THE TASK ::
Return all the entries exactly, keeping pictures out.

Figure collection entries ::
------------

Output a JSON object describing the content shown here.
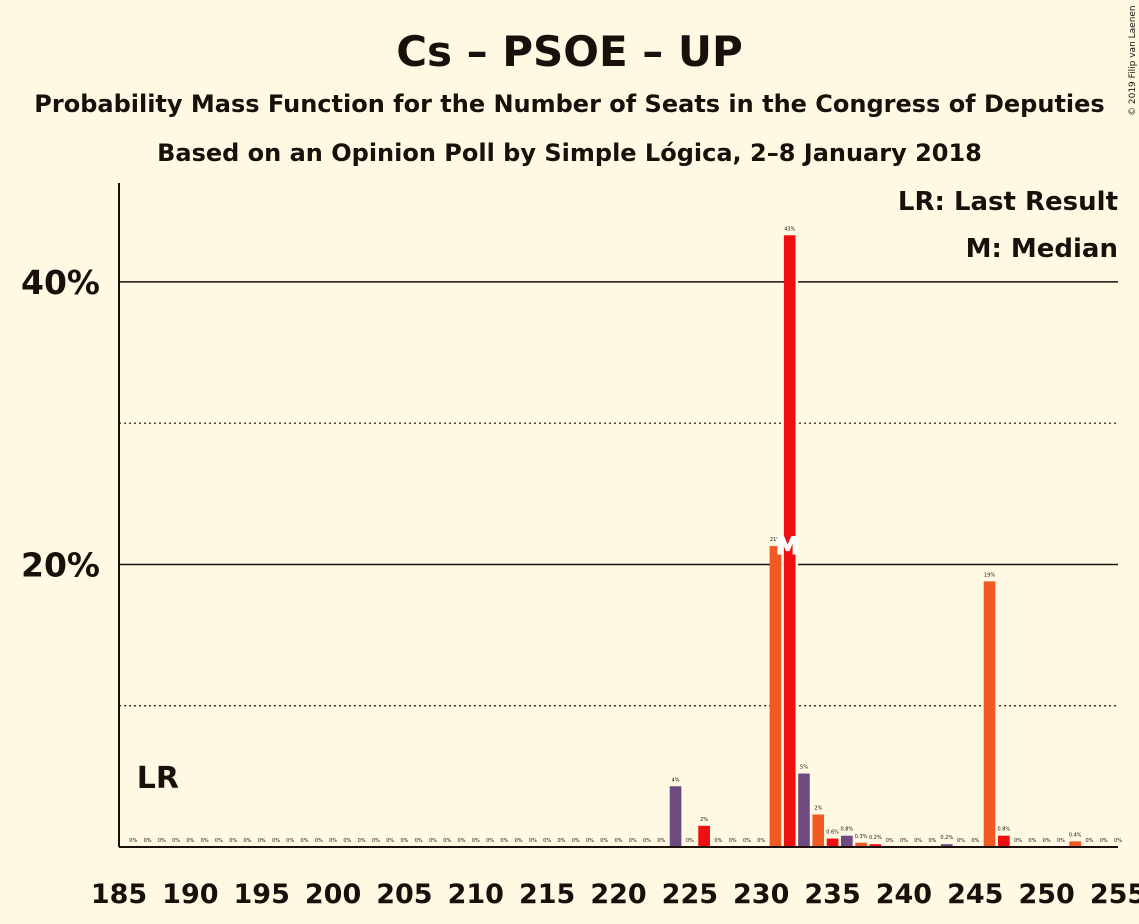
{
  "chart_data": {
    "type": "bar",
    "title": "Cs – PSOE – UP",
    "subtitle": "Probability Mass Function for the Number of Seats in the Congress of Deputies",
    "subtitle2": "Based on an Opinion Poll by Simple Lógica, 2–8 January 2018",
    "copyright": "© 2019 Filip van Laenen",
    "legend": {
      "last_result": "LR: Last Result",
      "median": "M: Median",
      "placement": "top-right"
    },
    "last_result_label": "LR",
    "last_result_seat": 188,
    "median_label": "M",
    "median_seat": 232,
    "xlim": [
      185,
      255
    ],
    "ylim": [
      0,
      47
    ],
    "x_ticks": [
      "185",
      "190",
      "195",
      "200",
      "205",
      "210",
      "215",
      "220",
      "225",
      "230",
      "235",
      "240",
      "245",
      "250",
      "255"
    ],
    "y_ticks": [
      {
        "value": 20,
        "label": "20%"
      },
      {
        "value": 40,
        "label": "40%"
      }
    ],
    "minor_gridlines": [
      10,
      30
    ],
    "colors": {
      "purple": "#6e4a7e",
      "orange": "#f15a22",
      "red": "#ee1010",
      "gridline": "#1a0f0a",
      "background": "#fff8e2"
    },
    "bars": [
      {
        "x": 186,
        "value": 0,
        "label": "0%",
        "color": "purple"
      },
      {
        "x": 187,
        "value": 0,
        "label": "0%",
        "color": "purple"
      },
      {
        "x": 188,
        "value": 0,
        "label": "0%",
        "color": "purple"
      },
      {
        "x": 189,
        "value": 0,
        "label": "0%",
        "color": "purple"
      },
      {
        "x": 190,
        "value": 0,
        "label": "0%",
        "color": "purple"
      },
      {
        "x": 191,
        "value": 0,
        "label": "0%",
        "color": "purple"
      },
      {
        "x": 192,
        "value": 0,
        "label": "0%",
        "color": "purple"
      },
      {
        "x": 193,
        "value": 0,
        "label": "0%",
        "color": "purple"
      },
      {
        "x": 194,
        "value": 0,
        "label": "0%",
        "color": "purple"
      },
      {
        "x": 195,
        "value": 0,
        "label": "0%",
        "color": "purple"
      },
      {
        "x": 196,
        "value": 0,
        "label": "0%",
        "color": "purple"
      },
      {
        "x": 197,
        "value": 0,
        "label": "0%",
        "color": "purple"
      },
      {
        "x": 198,
        "value": 0,
        "label": "0%",
        "color": "purple"
      },
      {
        "x": 199,
        "value": 0,
        "label": "0%",
        "color": "purple"
      },
      {
        "x": 200,
        "value": 0,
        "label": "0%",
        "color": "purple"
      },
      {
        "x": 201,
        "value": 0,
        "label": "0%",
        "color": "purple"
      },
      {
        "x": 202,
        "value": 0,
        "label": "0%",
        "color": "purple"
      },
      {
        "x": 203,
        "value": 0,
        "label": "0%",
        "color": "purple"
      },
      {
        "x": 204,
        "value": 0,
        "label": "0%",
        "color": "purple"
      },
      {
        "x": 205,
        "value": 0,
        "label": "0%",
        "color": "purple"
      },
      {
        "x": 206,
        "value": 0,
        "label": "0%",
        "color": "purple"
      },
      {
        "x": 207,
        "value": 0,
        "label": "0%",
        "color": "purple"
      },
      {
        "x": 208,
        "value": 0,
        "label": "0%",
        "color": "purple"
      },
      {
        "x": 209,
        "value": 0,
        "label": "0%",
        "color": "purple"
      },
      {
        "x": 210,
        "value": 0,
        "label": "0%",
        "color": "purple"
      },
      {
        "x": 211,
        "value": 0,
        "label": "0%",
        "color": "purple"
      },
      {
        "x": 212,
        "value": 0,
        "label": "0%",
        "color": "purple"
      },
      {
        "x": 213,
        "value": 0,
        "label": "0%",
        "color": "purple"
      },
      {
        "x": 214,
        "value": 0,
        "label": "0%",
        "color": "purple"
      },
      {
        "x": 215,
        "value": 0,
        "label": "0%",
        "color": "purple"
      },
      {
        "x": 216,
        "value": 0,
        "label": "0%",
        "color": "purple"
      },
      {
        "x": 217,
        "value": 0,
        "label": "0%",
        "color": "purple"
      },
      {
        "x": 218,
        "value": 0,
        "label": "0%",
        "color": "purple"
      },
      {
        "x": 219,
        "value": 0,
        "label": "0%",
        "color": "purple"
      },
      {
        "x": 220,
        "value": 0,
        "label": "0%",
        "color": "purple"
      },
      {
        "x": 221,
        "value": 0,
        "label": "0%",
        "color": "purple"
      },
      {
        "x": 222,
        "value": 0,
        "label": "0%",
        "color": "purple"
      },
      {
        "x": 223,
        "value": 0,
        "label": "0%",
        "color": "purple"
      },
      {
        "x": 224,
        "value": 4.3,
        "label": "4%",
        "color": "purple"
      },
      {
        "x": 225,
        "value": 0,
        "label": "0%",
        "color": "orange"
      },
      {
        "x": 226,
        "value": 1.5,
        "label": "2%",
        "color": "red"
      },
      {
        "x": 227,
        "value": 0,
        "label": "0%",
        "color": "purple"
      },
      {
        "x": 228,
        "value": 0,
        "label": "0%",
        "color": "purple"
      },
      {
        "x": 229,
        "value": 0,
        "label": "0%",
        "color": "purple"
      },
      {
        "x": 230,
        "value": 0,
        "label": "0%",
        "color": "purple"
      },
      {
        "x": 231,
        "value": 21.3,
        "label": "21%",
        "color": "orange"
      },
      {
        "x": 232,
        "value": 43.3,
        "label": "43%",
        "color": "red"
      },
      {
        "x": 233,
        "value": 5.2,
        "label": "5%",
        "color": "purple"
      },
      {
        "x": 234,
        "value": 2.3,
        "label": "2%",
        "color": "orange"
      },
      {
        "x": 235,
        "value": 0.6,
        "label": "0.6%",
        "color": "red"
      },
      {
        "x": 236,
        "value": 0.8,
        "label": "0.8%",
        "color": "purple"
      },
      {
        "x": 237,
        "value": 0.3,
        "label": "0.3%",
        "color": "orange"
      },
      {
        "x": 238,
        "value": 0.2,
        "label": "0.2%",
        "color": "red"
      },
      {
        "x": 239,
        "value": 0,
        "label": "0%",
        "color": "purple"
      },
      {
        "x": 240,
        "value": 0,
        "label": "0%",
        "color": "purple"
      },
      {
        "x": 241,
        "value": 0,
        "label": "0%",
        "color": "purple"
      },
      {
        "x": 242,
        "value": 0,
        "label": "0%",
        "color": "purple"
      },
      {
        "x": 243,
        "value": 0.2,
        "label": "0.2%",
        "color": "purple"
      },
      {
        "x": 244,
        "value": 0,
        "label": "0%",
        "color": "purple"
      },
      {
        "x": 245,
        "value": 0,
        "label": "0%",
        "color": "purple"
      },
      {
        "x": 246,
        "value": 18.8,
        "label": "19%",
        "color": "orange"
      },
      {
        "x": 247,
        "value": 0.8,
        "label": "0.8%",
        "color": "red"
      },
      {
        "x": 248,
        "value": 0,
        "label": "0%",
        "color": "purple"
      },
      {
        "x": 249,
        "value": 0,
        "label": "0%",
        "color": "purple"
      },
      {
        "x": 250,
        "value": 0,
        "label": "0%",
        "color": "purple"
      },
      {
        "x": 251,
        "value": 0,
        "label": "0%",
        "color": "purple"
      },
      {
        "x": 252,
        "value": 0.4,
        "label": "0.4%",
        "color": "orange"
      },
      {
        "x": 253,
        "value": 0,
        "label": "0%",
        "color": "purple"
      },
      {
        "x": 254,
        "value": 0,
        "label": "0%",
        "color": "purple"
      },
      {
        "x": 255,
        "value": 0,
        "label": "0%",
        "color": "purple"
      }
    ]
  }
}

------------

SOLUTION ::
Output a JSON object describing the content shown here.
{
  "chart_data": {
    "type": "bar",
    "title": "Cs – PSOE – UP",
    "subtitle": "Probability Mass Function for the Number of Seats in the Congress of Deputies",
    "subtitle2": "Based on an Opinion Poll by Simple Lógica, 2–8 January 2018",
    "copyright": "© 2019 Filip van Laenen",
    "legend": {
      "last_result": "LR: Last Result",
      "median": "M: Median",
      "placement": "top-right"
    },
    "last_result_label": "LR",
    "last_result_seat": 188,
    "median_label": "M",
    "median_seat": 232,
    "xlim": [
      185,
      255
    ],
    "ylim": [
      0,
      47
    ],
    "x_ticks": [
      "185",
      "190",
      "195",
      "200",
      "205",
      "210",
      "215",
      "220",
      "225",
      "230",
      "235",
      "240",
      "245",
      "250",
      "255"
    ],
    "y_ticks": [
      {
        "value": 20,
        "label": "20%"
      },
      {
        "value": 40,
        "label": "40%"
      }
    ],
    "minor_gridlines": [
      10,
      30
    ],
    "colors": {
      "purple": "#6e4a7e",
      "orange": "#f15a22",
      "red": "#ee1010",
      "gridline": "#1a0f0a",
      "background": "#fff8e2"
    },
    "bars": [
      {
        "x": 186,
        "value": 0,
        "label": "0%",
        "color": "purple"
      },
      {
        "x": 187,
        "value": 0,
        "label": "0%",
        "color": "purple"
      },
      {
        "x": 188,
        "value": 0,
        "label": "0%",
        "color": "purple"
      },
      {
        "x": 189,
        "value": 0,
        "label": "0%",
        "color": "purple"
      },
      {
        "x": 190,
        "value": 0,
        "label": "0%",
        "color": "purple"
      },
      {
        "x": 191,
        "value": 0,
        "label": "0%",
        "color": "purple"
      },
      {
        "x": 192,
        "value": 0,
        "label": "0%",
        "color": "purple"
      },
      {
        "x": 193,
        "value": 0,
        "label": "0%",
        "color": "purple"
      },
      {
        "x": 194,
        "value": 0,
        "label": "0%",
        "color": "purple"
      },
      {
        "x": 195,
        "value": 0,
        "label": "0%",
        "color": "purple"
      },
      {
        "x": 196,
        "value": 0,
        "label": "0%",
        "color": "purple"
      },
      {
        "x": 197,
        "value": 0,
        "label": "0%",
        "color": "purple"
      },
      {
        "x": 198,
        "value": 0,
        "label": "0%",
        "color": "purple"
      },
      {
        "x": 199,
        "value": 0,
        "label": "0%",
        "color": "purple"
      },
      {
        "x": 200,
        "value": 0,
        "label": "0%",
        "color": "purple"
      },
      {
        "x": 201,
        "value": 0,
        "label": "0%",
        "color": "purple"
      },
      {
        "x": 202,
        "value": 0,
        "label": "0%",
        "color": "purple"
      },
      {
        "x": 203,
        "value": 0,
        "label": "0%",
        "color": "purple"
      },
      {
        "x": 204,
        "value": 0,
        "label": "0%",
        "color": "purple"
      },
      {
        "x": 205,
        "value": 0,
        "label": "0%",
        "color": "purple"
      },
      {
        "x": 206,
        "value": 0,
        "label": "0%",
        "color": "purple"
      },
      {
        "x": 207,
        "value": 0,
        "label": "0%",
        "color": "purple"
      },
      {
        "x": 208,
        "value": 0,
        "label": "0%",
        "color": "purple"
      },
      {
        "x": 209,
        "value": 0,
        "label": "0%",
        "color": "purple"
      },
      {
        "x": 210,
        "value": 0,
        "label": "0%",
        "color": "purple"
      },
      {
        "x": 211,
        "value": 0,
        "label": "0%",
        "color": "purple"
      },
      {
        "x": 212,
        "value": 0,
        "label": "0%",
        "color": "purple"
      },
      {
        "x": 213,
        "value": 0,
        "label": "0%",
        "color": "purple"
      },
      {
        "x": 214,
        "value": 0,
        "label": "0%",
        "color": "purple"
      },
      {
        "x": 215,
        "value": 0,
        "label": "0%",
        "color": "purple"
      },
      {
        "x": 216,
        "value": 0,
        "label": "0%",
        "color": "purple"
      },
      {
        "x": 217,
        "value": 0,
        "label": "0%",
        "color": "purple"
      },
      {
        "x": 218,
        "value": 0,
        "label": "0%",
        "color": "purple"
      },
      {
        "x": 219,
        "value": 0,
        "label": "0%",
        "color": "purple"
      },
      {
        "x": 220,
        "value": 0,
        "label": "0%",
        "color": "purple"
      },
      {
        "x": 221,
        "value": 0,
        "label": "0%",
        "color": "purple"
      },
      {
        "x": 222,
        "value": 0,
        "label": "0%",
        "color": "purple"
      },
      {
        "x": 223,
        "value": 0,
        "label": "0%",
        "color": "purple"
      },
      {
        "x": 224,
        "value": 4.3,
        "label": "4%",
        "color": "purple"
      },
      {
        "x": 225,
        "value": 0,
        "label": "0%",
        "color": "orange"
      },
      {
        "x": 226,
        "value": 1.5,
        "label": "2%",
        "color": "red"
      },
      {
        "x": 227,
        "value": 0,
        "label": "0%",
        "color": "purple"
      },
      {
        "x": 228,
        "value": 0,
        "label": "0%",
        "color": "purple"
      },
      {
        "x": 229,
        "value": 0,
        "label": "0%",
        "color": "purple"
      },
      {
        "x": 230,
        "value": 0,
        "label": "0%",
        "color": "purple"
      },
      {
        "x": 231,
        "value": 21.3,
        "label": "21%",
        "color": "orange"
      },
      {
        "x": 232,
        "value": 43.3,
        "label": "43%",
        "color": "red"
      },
      {
        "x": 233,
        "value": 5.2,
        "label": "5%",
        "color": "purple"
      },
      {
        "x": 234,
        "value": 2.3,
        "label": "2%",
        "color": "orange"
      },
      {
        "x": 235,
        "value": 0.6,
        "label": "0.6%",
        "color": "red"
      },
      {
        "x": 236,
        "value": 0.8,
        "label": "0.8%",
        "color": "purple"
      },
      {
        "x": 237,
        "value": 0.3,
        "label": "0.3%",
        "color": "orange"
      },
      {
        "x": 238,
        "value": 0.2,
        "label": "0.2%",
        "color": "red"
      },
      {
        "x": 239,
        "value": 0,
        "label": "0%",
        "color": "purple"
      },
      {
        "x": 240,
        "value": 0,
        "label": "0%",
        "color": "purple"
      },
      {
        "x": 241,
        "value": 0,
        "label": "0%",
        "color": "purple"
      },
      {
        "x": 242,
        "value": 0,
        "label": "0%",
        "color": "purple"
      },
      {
        "x": 243,
        "value": 0.2,
        "label": "0.2%",
        "color": "purple"
      },
      {
        "x": 244,
        "value": 0,
        "label": "0%",
        "color": "purple"
      },
      {
        "x": 245,
        "value": 0,
        "label": "0%",
        "color": "purple"
      },
      {
        "x": 246,
        "value": 18.8,
        "label": "19%",
        "color": "orange"
      },
      {
        "x": 247,
        "value": 0.8,
        "label": "0.8%",
        "color": "red"
      },
      {
        "x": 248,
        "value": 0,
        "label": "0%",
        "color": "purple"
      },
      {
        "x": 249,
        "value": 0,
        "label": "0%",
        "color": "purple"
      },
      {
        "x": 250,
        "value": 0,
        "label": "0%",
        "color": "purple"
      },
      {
        "x": 251,
        "value": 0,
        "label": "0%",
        "color": "purple"
      },
      {
        "x": 252,
        "value": 0.4,
        "label": "0.4%",
        "color": "orange"
      },
      {
        "x": 253,
        "value": 0,
        "label": "0%",
        "color": "purple"
      },
      {
        "x": 254,
        "value": 0,
        "label": "0%",
        "color": "purple"
      },
      {
        "x": 255,
        "value": 0,
        "label": "0%",
        "color": "purple"
      }
    ]
  }
}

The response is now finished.